## TASK STATEMENT
Are you able to retype all the records below exactly?

## SUPPLIED RECORDS
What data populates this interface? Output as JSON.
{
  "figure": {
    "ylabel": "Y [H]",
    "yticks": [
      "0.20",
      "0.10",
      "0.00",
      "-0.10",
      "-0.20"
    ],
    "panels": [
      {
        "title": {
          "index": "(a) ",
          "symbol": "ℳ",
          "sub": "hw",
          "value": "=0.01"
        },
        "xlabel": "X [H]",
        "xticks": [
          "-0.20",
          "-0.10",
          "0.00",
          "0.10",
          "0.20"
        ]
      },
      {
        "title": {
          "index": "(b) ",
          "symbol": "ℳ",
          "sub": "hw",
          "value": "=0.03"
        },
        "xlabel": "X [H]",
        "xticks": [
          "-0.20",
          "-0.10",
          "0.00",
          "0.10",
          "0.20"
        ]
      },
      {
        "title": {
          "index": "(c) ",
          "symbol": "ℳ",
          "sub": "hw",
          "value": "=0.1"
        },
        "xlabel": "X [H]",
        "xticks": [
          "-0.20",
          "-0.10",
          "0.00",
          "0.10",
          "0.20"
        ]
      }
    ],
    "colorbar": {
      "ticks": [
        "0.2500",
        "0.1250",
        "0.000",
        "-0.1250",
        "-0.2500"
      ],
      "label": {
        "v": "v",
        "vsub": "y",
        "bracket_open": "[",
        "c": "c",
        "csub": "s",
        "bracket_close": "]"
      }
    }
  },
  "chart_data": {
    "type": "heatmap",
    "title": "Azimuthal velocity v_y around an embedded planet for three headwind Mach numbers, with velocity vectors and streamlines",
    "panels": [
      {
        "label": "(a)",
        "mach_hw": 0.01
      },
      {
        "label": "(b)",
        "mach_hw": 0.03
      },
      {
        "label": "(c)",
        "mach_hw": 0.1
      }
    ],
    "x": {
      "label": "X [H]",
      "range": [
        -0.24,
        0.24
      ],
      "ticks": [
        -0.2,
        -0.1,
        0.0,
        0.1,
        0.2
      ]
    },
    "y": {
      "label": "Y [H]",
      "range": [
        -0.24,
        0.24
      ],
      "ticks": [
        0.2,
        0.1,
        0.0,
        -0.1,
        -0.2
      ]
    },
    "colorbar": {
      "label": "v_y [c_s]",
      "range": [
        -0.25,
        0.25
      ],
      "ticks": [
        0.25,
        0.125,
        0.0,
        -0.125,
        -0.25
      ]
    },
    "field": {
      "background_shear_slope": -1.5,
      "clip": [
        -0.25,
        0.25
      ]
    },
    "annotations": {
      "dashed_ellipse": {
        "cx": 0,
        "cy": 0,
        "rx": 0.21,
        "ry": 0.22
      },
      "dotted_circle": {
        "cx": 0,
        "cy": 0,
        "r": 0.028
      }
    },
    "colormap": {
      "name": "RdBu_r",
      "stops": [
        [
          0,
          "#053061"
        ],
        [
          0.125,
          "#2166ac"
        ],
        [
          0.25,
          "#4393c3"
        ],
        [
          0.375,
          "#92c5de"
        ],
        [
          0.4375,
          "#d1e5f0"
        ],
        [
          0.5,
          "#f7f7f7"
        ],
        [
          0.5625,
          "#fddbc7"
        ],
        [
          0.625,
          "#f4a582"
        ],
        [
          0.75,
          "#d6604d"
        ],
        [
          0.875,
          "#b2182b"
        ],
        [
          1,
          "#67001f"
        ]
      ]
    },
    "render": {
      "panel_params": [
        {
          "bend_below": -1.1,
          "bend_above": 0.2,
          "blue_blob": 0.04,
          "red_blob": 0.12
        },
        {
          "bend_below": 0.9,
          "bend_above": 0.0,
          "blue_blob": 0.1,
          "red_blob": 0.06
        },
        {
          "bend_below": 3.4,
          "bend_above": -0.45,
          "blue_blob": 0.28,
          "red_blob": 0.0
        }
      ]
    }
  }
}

## SOLVED PROBLEM
What data populates this interface? Output as JSON.
{
  "figure": {
    "ylabel": "Y [H]",
    "yticks": [
      "0.20",
      "0.10",
      "0.00",
      "-0.10",
      "-0.20"
    ],
    "panels": [
      {
        "title": {
          "index": "(a) ",
          "symbol": "ℳ",
          "sub": "hw",
          "value": "=0.01"
        },
        "xlabel": "X [H]",
        "xticks": [
          "-0.20",
          "-0.10",
          "0.00",
          "0.10",
          "0.20"
        ]
      },
      {
        "title": {
          "index": "(b) ",
          "symbol": "ℳ",
          "sub": "hw",
          "value": "=0.03"
        },
        "xlabel": "X [H]",
        "xticks": [
          "-0.20",
          "-0.10",
          "0.00",
          "0.10",
          "0.20"
        ]
      },
      {
        "title": {
          "index": "(c) ",
          "symbol": "ℳ",
          "sub": "hw",
          "value": "=0.1"
        },
        "xlabel": "X [H]",
        "xticks": [
          "-0.20",
          "-0.10",
          "0.00",
          "0.10",
          "0.20"
        ]
      }
    ],
    "colorbar": {
      "ticks": [
        "0.2500",
        "0.1250",
        "0.000",
        "-0.1250",
        "-0.2500"
      ],
      "label": {
        "v": "v",
        "vsub": "y",
        "bracket_open": "[",
        "c": "c",
        "csub": "s",
        "bracket_close": "]"
      }
    }
  },
  "chart_data": {
    "type": "heatmap",
    "title": "Azimuthal velocity v_y around an embedded planet for three headwind Mach numbers, with velocity vectors and streamlines",
    "panels": [
      {
        "label": "(a)",
        "mach_hw": 0.01
      },
      {
        "label": "(b)",
        "mach_hw": 0.03
      },
      {
        "label": "(c)",
        "mach_hw": 0.1
      }
    ],
    "x": {
      "label": "X [H]",
      "range": [
        -0.24,
        0.24
      ],
      "ticks": [
        -0.2,
        -0.1,
        0.0,
        0.1,
        0.2
      ]
    },
    "y": {
      "label": "Y [H]",
      "range": [
        -0.24,
        0.24
      ],
      "ticks": [
        0.2,
        0.1,
        0.0,
        -0.1,
        -0.2
      ]
    },
    "colorbar": {
      "label": "v_y [c_s]",
      "range": [
        -0.25,
        0.25
      ],
      "ticks": [
        0.25,
        0.125,
        0.0,
        -0.125,
        -0.25
      ]
    },
    "field": {
      "background_shear_slope": -1.5,
      "clip": [
        -0.25,
        0.25
      ]
    },
    "annotations": {
      "dashed_ellipse": {
        "cx": 0,
        "cy": 0,
        "rx": 0.21,
        "ry": 0.22
      },
      "dotted_circle": {
        "cx": 0,
        "cy": 0,
        "r": 0.028
      }
    },
    "colormap": {
      "name": "RdBu_r",
      "stops": [
        [
          0,
          "#053061"
        ],
        [
          0.125,
          "#2166ac"
        ],
        [
          0.25,
          "#4393c3"
        ],
        [
          0.375,
          "#92c5de"
        ],
        [
          0.4375,
          "#d1e5f0"
        ],
        [
          0.5,
          "#f7f7f7"
        ],
        [
          0.5625,
          "#fddbc7"
        ],
        [
          0.625,
          "#f4a582"
        ],
        [
          0.75,
          "#d6604d"
        ],
        [
          0.875,
          "#b2182b"
        ],
        [
          1,
          "#67001f"
        ]
      ]
    },
    "render": {
      "panel_params": [
        {
          "bend_below": -1.1,
          "bend_above": 0.2,
          "blue_blob": 0.04,
          "red_blob": 0.12
        },
        {
          "bend_below": 0.9,
          "bend_above": 0.0,
          "blue_blob": 0.1,
          "red_blob": 0.06
        },
        {
          "bend_below": 3.4,
          "bend_above": -0.45,
          "blue_blob": 0.28,
          "red_blob": 0.0
        }
      ]
    }
  }
}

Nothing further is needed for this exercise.